EXERCISE>
Transcribe the data that follows precisely, omitting nothing.

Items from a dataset
※
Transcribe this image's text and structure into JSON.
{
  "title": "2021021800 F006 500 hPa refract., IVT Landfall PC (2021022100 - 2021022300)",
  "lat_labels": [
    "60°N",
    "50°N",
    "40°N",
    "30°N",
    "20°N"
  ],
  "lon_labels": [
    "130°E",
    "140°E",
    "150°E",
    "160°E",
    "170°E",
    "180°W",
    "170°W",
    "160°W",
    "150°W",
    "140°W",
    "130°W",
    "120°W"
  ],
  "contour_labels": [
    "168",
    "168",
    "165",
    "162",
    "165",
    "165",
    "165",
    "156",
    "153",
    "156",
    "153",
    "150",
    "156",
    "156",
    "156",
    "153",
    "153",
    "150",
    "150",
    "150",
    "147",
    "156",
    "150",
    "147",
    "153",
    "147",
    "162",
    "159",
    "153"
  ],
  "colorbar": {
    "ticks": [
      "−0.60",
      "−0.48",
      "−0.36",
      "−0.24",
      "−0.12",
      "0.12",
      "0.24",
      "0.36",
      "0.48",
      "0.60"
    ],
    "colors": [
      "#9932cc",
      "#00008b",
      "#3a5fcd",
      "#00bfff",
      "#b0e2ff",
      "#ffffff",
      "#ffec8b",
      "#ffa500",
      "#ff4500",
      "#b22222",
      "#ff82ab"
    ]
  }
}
※
RESULT FOR THIS TASK>
Transcribe this image's text and structure into JSON.
{
  "title": "2021021800 F006 500 hPa refract., IVT Landfall PC (2021022100 - 2021022300)",
  "lat_labels": [
    "60°N",
    "50°N",
    "40°N",
    "30°N",
    "20°N"
  ],
  "lon_labels": [
    "130°E",
    "140°E",
    "150°E",
    "160°E",
    "170°E",
    "180°W",
    "170°W",
    "160°W",
    "150°W",
    "140°W",
    "130°W",
    "120°W"
  ],
  "contour_labels": [
    "168",
    "168",
    "165",
    "162",
    "165",
    "165",
    "165",
    "156",
    "153",
    "156",
    "153",
    "150",
    "156",
    "156",
    "156",
    "153",
    "153",
    "150",
    "150",
    "150",
    "147",
    "156",
    "150",
    "147",
    "153",
    "147",
    "162",
    "159",
    "153"
  ],
  "colorbar": {
    "ticks": [
      "−0.60",
      "−0.48",
      "−0.36",
      "−0.24",
      "−0.12",
      "0.12",
      "0.24",
      "0.36",
      "0.48",
      "0.60"
    ],
    "colors": [
      "#9932cc",
      "#00008b",
      "#3a5fcd",
      "#00bfff",
      "#b0e2ff",
      "#ffffff",
      "#ffec8b",
      "#ffa500",
      "#ff4500",
      "#b22222",
      "#ff82ab"
    ]
  }
}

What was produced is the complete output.